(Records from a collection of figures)
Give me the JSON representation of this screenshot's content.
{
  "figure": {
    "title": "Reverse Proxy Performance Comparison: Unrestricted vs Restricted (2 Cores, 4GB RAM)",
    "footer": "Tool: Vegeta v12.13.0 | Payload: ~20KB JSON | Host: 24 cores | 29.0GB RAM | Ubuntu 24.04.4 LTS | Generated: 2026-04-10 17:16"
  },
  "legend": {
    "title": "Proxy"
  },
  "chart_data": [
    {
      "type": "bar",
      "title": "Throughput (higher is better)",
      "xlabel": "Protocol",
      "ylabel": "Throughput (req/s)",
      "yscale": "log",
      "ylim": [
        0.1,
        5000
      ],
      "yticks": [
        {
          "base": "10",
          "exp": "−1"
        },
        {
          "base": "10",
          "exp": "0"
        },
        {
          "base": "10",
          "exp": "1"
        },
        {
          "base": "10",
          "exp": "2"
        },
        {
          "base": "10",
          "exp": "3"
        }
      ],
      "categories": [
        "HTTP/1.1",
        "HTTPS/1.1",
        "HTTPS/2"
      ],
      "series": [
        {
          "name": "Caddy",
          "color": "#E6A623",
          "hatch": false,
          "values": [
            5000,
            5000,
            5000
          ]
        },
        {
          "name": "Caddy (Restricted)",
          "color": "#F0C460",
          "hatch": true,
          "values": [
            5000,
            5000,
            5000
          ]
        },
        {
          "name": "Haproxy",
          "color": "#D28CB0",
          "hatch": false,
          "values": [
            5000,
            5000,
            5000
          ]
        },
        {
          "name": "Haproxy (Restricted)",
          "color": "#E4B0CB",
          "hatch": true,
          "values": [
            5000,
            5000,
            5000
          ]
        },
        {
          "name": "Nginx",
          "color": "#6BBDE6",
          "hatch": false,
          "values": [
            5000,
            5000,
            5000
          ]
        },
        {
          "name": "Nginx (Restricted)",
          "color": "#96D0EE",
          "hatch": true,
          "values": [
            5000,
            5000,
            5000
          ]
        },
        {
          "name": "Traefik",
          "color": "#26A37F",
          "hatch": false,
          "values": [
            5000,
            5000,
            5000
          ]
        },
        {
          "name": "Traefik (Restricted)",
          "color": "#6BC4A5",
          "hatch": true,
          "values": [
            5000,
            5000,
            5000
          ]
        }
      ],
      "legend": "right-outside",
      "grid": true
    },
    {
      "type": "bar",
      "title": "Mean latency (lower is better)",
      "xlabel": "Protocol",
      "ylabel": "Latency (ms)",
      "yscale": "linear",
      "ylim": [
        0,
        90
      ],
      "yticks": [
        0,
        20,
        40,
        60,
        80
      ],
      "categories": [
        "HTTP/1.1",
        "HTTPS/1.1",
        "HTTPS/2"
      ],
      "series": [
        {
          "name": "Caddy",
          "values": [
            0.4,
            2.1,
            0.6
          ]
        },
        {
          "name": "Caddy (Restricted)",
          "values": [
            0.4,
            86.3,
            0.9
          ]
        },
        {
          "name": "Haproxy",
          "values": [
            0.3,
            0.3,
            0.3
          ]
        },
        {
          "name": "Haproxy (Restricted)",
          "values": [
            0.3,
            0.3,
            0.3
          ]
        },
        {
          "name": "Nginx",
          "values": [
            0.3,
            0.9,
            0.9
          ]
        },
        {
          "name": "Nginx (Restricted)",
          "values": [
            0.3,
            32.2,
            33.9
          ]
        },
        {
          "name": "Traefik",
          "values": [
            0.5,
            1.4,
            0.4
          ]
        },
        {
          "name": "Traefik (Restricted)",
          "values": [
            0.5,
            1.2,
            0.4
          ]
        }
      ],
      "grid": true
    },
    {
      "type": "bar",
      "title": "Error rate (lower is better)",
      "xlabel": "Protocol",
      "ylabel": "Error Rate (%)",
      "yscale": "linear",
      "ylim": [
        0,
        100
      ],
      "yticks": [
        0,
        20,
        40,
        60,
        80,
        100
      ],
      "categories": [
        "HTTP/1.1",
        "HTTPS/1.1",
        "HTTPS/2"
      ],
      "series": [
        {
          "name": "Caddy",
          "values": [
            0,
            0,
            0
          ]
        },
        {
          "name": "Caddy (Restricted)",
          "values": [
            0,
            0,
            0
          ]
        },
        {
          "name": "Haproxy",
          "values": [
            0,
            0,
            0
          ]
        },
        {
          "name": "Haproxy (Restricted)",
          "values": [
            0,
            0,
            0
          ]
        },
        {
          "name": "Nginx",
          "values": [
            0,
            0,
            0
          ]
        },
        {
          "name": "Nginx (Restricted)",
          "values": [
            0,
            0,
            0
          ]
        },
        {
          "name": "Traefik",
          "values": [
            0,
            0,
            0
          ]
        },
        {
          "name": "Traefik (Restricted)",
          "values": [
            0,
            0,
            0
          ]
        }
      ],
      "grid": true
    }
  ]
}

*What is needed*: Output the full listing without altering anything.

*Exercise response*:
Give me the JSON representation of this screenshot's content.
{
  "figure": {
    "title": "Reverse Proxy Performance Comparison: Unrestricted vs Restricted (2 Cores, 4GB RAM)",
    "footer": "Tool: Vegeta v12.13.0 | Payload: ~20KB JSON | Host: 24 cores | 29.0GB RAM | Ubuntu 24.04.4 LTS | Generated: 2026-04-10 17:16"
  },
  "legend": {
    "title": "Proxy"
  },
  "chart_data": [
    {
      "type": "bar",
      "title": "Throughput (higher is better)",
      "xlabel": "Protocol",
      "ylabel": "Throughput (req/s)",
      "yscale": "log",
      "ylim": [
        0.1,
        5000
      ],
      "yticks": [
        {
          "base": "10",
          "exp": "−1"
        },
        {
          "base": "10",
          "exp": "0"
        },
        {
          "base": "10",
          "exp": "1"
        },
        {
          "base": "10",
          "exp": "2"
        },
        {
          "base": "10",
          "exp": "3"
        }
      ],
      "categories": [
        "HTTP/1.1",
        "HTTPS/1.1",
        "HTTPS/2"
      ],
      "series": [
        {
          "name": "Caddy",
          "color": "#E6A623",
          "hatch": false,
          "values": [
            5000,
            5000,
            5000
          ]
        },
        {
          "name": "Caddy (Restricted)",
          "color": "#F0C460",
          "hatch": true,
          "values": [
            5000,
            5000,
            5000
          ]
        },
        {
          "name": "Haproxy",
          "color": "#D28CB0",
          "hatch": false,
          "values": [
            5000,
            5000,
            5000
          ]
        },
        {
          "name": "Haproxy (Restricted)",
          "color": "#E4B0CB",
          "hatch": true,
          "values": [
            5000,
            5000,
            5000
          ]
        },
        {
          "name": "Nginx",
          "color": "#6BBDE6",
          "hatch": false,
          "values": [
            5000,
            5000,
            5000
          ]
        },
        {
          "name": "Nginx (Restricted)",
          "color": "#96D0EE",
          "hatch": true,
          "values": [
            5000,
            5000,
            5000
          ]
        },
        {
          "name": "Traefik",
          "color": "#26A37F",
          "hatch": false,
          "values": [
            5000,
            5000,
            5000
          ]
        },
        {
          "name": "Traefik (Restricted)",
          "color": "#6BC4A5",
          "hatch": true,
          "values": [
            5000,
            5000,
            5000
          ]
        }
      ],
      "legend": "right-outside",
      "grid": true
    },
    {
      "type": "bar",
      "title": "Mean latency (lower is better)",
      "xlabel": "Protocol",
      "ylabel": "Latency (ms)",
      "yscale": "linear",
      "ylim": [
        0,
        90
      ],
      "yticks": [
        0,
        20,
        40,
        60,
        80
      ],
      "categories": [
        "HTTP/1.1",
        "HTTPS/1.1",
        "HTTPS/2"
      ],
      "series": [
        {
          "name": "Caddy",
          "values": [
            0.4,
            2.1,
            0.6
          ]
        },
        {
          "name": "Caddy (Restricted)",
          "values": [
            0.4,
            86.3,
            0.9
          ]
        },
        {
          "name": "Haproxy",
          "values": [
            0.3,
            0.3,
            0.3
          ]
        },
        {
          "name": "Haproxy (Restricted)",
          "values": [
            0.3,
            0.3,
            0.3
          ]
        },
        {
          "name": "Nginx",
          "values": [
            0.3,
            0.9,
            0.9
          ]
        },
        {
          "name": "Nginx (Restricted)",
          "values": [
            0.3,
            32.2,
            33.9
          ]
        },
        {
          "name": "Traefik",
          "values": [
            0.5,
            1.4,
            0.4
          ]
        },
        {
          "name": "Traefik (Restricted)",
          "values": [
            0.5,
            1.2,
            0.4
          ]
        }
      ],
      "grid": true
    },
    {
      "type": "bar",
      "title": "Error rate (lower is better)",
      "xlabel": "Protocol",
      "ylabel": "Error Rate (%)",
      "yscale": "linear",
      "ylim": [
        0,
        100
      ],
      "yticks": [
        0,
        20,
        40,
        60,
        80,
        100
      ],
      "categories": [
        "HTTP/1.1",
        "HTTPS/1.1",
        "HTTPS/2"
      ],
      "series": [
        {
          "name": "Caddy",
          "values": [
            0,
            0,
            0
          ]
        },
        {
          "name": "Caddy (Restricted)",
          "values": [
            0,
            0,
            0
          ]
        },
        {
          "name": "Haproxy",
          "values": [
            0,
            0,
            0
          ]
        },
        {
          "name": "Haproxy (Restricted)",
          "values": [
            0,
            0,
            0
          ]
        },
        {
          "name": "Nginx",
          "values": [
            0,
            0,
            0
          ]
        },
        {
          "name": "Nginx (Restricted)",
          "values": [
            0,
            0,
            0
          ]
        },
        {
          "name": "Traefik",
          "values": [
            0,
            0,
            0
          ]
        },
        {
          "name": "Traefik (Restricted)",
          "values": [
            0,
            0,
            0
          ]
        }
      ],
      "grid": true
    }
  ]
}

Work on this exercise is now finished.